• [Directive] Take the line that has "Extract all readable text from this page." in it and every line after it to the end of the entries, and reproduce them exactly.

• [Input for this task]

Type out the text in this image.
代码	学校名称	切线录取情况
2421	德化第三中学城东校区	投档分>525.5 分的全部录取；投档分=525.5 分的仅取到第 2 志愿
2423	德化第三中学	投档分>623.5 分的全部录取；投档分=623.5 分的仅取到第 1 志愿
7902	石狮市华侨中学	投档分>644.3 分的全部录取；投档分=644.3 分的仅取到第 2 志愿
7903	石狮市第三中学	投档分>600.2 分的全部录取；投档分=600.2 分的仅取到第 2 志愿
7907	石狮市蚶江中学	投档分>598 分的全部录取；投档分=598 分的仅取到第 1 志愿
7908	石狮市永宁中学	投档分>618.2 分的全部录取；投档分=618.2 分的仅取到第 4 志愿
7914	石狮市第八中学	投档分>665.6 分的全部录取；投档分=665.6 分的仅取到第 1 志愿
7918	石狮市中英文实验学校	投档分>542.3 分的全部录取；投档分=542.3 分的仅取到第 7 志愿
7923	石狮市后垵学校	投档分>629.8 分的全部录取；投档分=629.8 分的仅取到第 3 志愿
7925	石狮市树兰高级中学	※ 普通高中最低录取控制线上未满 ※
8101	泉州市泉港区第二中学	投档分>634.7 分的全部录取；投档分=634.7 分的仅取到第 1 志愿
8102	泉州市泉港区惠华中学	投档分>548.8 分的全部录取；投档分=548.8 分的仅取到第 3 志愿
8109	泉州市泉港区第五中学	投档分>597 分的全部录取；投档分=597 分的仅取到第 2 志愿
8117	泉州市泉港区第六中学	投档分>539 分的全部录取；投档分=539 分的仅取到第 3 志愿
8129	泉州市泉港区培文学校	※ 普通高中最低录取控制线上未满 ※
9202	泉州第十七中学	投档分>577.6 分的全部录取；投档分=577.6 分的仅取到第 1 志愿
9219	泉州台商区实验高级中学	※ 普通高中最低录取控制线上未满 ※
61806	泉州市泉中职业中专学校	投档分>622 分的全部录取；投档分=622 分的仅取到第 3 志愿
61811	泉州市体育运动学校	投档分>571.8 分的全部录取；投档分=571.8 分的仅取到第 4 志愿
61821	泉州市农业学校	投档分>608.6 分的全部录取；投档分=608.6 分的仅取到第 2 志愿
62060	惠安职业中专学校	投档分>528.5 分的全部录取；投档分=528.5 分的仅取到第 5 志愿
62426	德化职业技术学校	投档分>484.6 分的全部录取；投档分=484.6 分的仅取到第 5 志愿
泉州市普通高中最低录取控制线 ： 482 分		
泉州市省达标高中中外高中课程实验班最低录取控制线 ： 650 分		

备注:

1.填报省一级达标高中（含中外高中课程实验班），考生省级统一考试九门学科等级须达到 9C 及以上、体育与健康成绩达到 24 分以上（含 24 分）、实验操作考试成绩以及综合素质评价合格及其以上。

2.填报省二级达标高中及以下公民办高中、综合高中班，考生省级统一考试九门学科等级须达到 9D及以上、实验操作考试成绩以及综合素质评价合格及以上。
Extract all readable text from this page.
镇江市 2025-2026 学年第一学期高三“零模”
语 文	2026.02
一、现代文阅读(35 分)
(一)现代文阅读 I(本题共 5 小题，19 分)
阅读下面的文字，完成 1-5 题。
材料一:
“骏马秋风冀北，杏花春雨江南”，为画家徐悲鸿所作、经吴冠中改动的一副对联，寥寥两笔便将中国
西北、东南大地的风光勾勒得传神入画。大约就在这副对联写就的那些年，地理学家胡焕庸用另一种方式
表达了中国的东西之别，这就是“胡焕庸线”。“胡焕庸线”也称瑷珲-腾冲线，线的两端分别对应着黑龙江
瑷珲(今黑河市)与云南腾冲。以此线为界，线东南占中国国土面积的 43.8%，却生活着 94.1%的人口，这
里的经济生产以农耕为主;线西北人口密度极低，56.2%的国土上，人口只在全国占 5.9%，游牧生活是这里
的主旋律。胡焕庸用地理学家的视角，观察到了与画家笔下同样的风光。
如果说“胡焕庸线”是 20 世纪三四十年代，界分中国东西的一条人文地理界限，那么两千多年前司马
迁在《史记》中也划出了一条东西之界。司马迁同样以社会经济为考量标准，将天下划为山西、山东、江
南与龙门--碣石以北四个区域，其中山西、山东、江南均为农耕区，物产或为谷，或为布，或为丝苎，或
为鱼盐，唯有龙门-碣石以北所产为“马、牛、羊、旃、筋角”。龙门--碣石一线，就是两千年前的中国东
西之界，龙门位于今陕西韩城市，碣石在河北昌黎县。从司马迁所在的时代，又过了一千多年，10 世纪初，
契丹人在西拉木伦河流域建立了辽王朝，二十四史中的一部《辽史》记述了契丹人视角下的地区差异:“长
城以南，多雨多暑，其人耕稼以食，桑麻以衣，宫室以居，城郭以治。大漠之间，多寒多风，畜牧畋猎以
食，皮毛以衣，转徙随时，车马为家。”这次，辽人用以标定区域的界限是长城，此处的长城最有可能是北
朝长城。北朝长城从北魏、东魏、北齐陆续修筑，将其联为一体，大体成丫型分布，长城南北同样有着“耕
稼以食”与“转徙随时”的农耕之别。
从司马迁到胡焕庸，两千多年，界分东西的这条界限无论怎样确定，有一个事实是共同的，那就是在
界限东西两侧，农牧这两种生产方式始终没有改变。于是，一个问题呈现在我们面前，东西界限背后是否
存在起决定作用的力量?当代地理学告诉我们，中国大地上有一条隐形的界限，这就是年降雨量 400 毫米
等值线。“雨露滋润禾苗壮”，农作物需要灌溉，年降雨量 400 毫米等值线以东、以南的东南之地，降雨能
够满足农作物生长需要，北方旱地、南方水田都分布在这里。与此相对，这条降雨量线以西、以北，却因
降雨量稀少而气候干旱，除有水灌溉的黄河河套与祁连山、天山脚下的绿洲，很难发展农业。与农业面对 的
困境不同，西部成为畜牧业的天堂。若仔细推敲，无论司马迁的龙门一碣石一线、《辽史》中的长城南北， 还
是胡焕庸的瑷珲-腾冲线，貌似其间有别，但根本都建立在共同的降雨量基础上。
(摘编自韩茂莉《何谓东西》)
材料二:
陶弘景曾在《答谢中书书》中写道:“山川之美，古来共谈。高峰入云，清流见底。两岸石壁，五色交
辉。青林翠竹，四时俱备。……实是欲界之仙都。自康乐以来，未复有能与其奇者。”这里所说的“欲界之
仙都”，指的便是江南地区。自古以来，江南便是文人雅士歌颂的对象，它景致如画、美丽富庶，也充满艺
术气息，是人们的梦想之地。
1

• [Result]
Extract all readable text from this page.
镇江市 2025-2026 学年第一学期高三“零模”
语 文	2026.02
一、现代文阅读(35 分)
(一)现代文阅读 I(本题共 5 小题，19 分)
阅读下面的文字，完成 1-5 题。
材料一:
“骏马秋风冀北，杏花春雨江南”，为画家徐悲鸿所作、经吴冠中改动的一副对联，寥寥两笔便将中国
西北、东南大地的风光勾勒得传神入画。大约就在这副对联写就的那些年，地理学家胡焕庸用另一种方式
表达了中国的东西之别，这就是“胡焕庸线”。“胡焕庸线”也称瑷珲-腾冲线，线的两端分别对应着黑龙江
瑷珲(今黑河市)与云南腾冲。以此线为界，线东南占中国国土面积的 43.8%，却生活着 94.1%的人口，这
里的经济生产以农耕为主;线西北人口密度极低，56.2%的国土上，人口只在全国占 5.9%，游牧生活是这里
的主旋律。胡焕庸用地理学家的视角，观察到了与画家笔下同样的风光。
如果说“胡焕庸线”是 20 世纪三四十年代，界分中国东西的一条人文地理界限，那么两千多年前司马
迁在《史记》中也划出了一条东西之界。司马迁同样以社会经济为考量标准，将天下划为山西、山东、江
南与龙门--碣石以北四个区域，其中山西、山东、江南均为农耕区，物产或为谷，或为布，或为丝苎，或
为鱼盐，唯有龙门-碣石以北所产为“马、牛、羊、旃、筋角”。龙门--碣石一线，就是两千年前的中国东
西之界，龙门位于今陕西韩城市，碣石在河北昌黎县。从司马迁所在的时代，又过了一千多年，10 世纪初，
契丹人在西拉木伦河流域建立了辽王朝，二十四史中的一部《辽史》记述了契丹人视角下的地区差异:“长
城以南，多雨多暑，其人耕稼以食，桑麻以衣，宫室以居，城郭以治。大漠之间，多寒多风，畜牧畋猎以
食，皮毛以衣，转徙随时，车马为家。”这次，辽人用以标定区域的界限是长城，此处的长城最有可能是北
朝长城。北朝长城从北魏、东魏、北齐陆续修筑，将其联为一体，大体成丫型分布，长城南北同样有着“耕
稼以食”与“转徙随时”的农耕之别。
从司马迁到胡焕庸，两千多年，界分东西的这条界限无论怎样确定，有一个事实是共同的，那就是在
界限东西两侧，农牧这两种生产方式始终没有改变。于是，一个问题呈现在我们面前，东西界限背后是否
存在起决定作用的力量?当代地理学告诉我们，中国大地上有一条隐形的界限，这就是年降雨量 400 毫米
等值线。“雨露滋润禾苗壮”，农作物需要灌溉，年降雨量 400 毫米等值线以东、以南的东南之地，降雨能
够满足农作物生长需要，北方旱地、南方水田都分布在这里。与此相对，这条降雨量线以西、以北，却因
降雨量稀少而气候干旱，除有水灌溉的黄河河套与祁连山、天山脚下的绿洲，很难发展农业。与农业面对 的
困境不同，西部成为畜牧业的天堂。若仔细推敲，无论司马迁的龙门一碣石一线、《辽史》中的长城南北， 还
是胡焕庸的瑷珲-腾冲线，貌似其间有别，但根本都建立在共同的降雨量基础上。
(摘编自韩茂莉《何谓东西》)
材料二:
陶弘景曾在《答谢中书书》中写道:“山川之美，古来共谈。高峰入云，清流见底。两岸石壁，五色交
辉。青林翠竹，四时俱备。……实是欲界之仙都。自康乐以来，未复有能与其奇者。”这里所说的“欲界之
仙都”，指的便是江南地区。自古以来，江南便是文人雅士歌颂的对象，它景致如画、美丽富庶，也充满艺
术气息，是人们的梦想之地。
1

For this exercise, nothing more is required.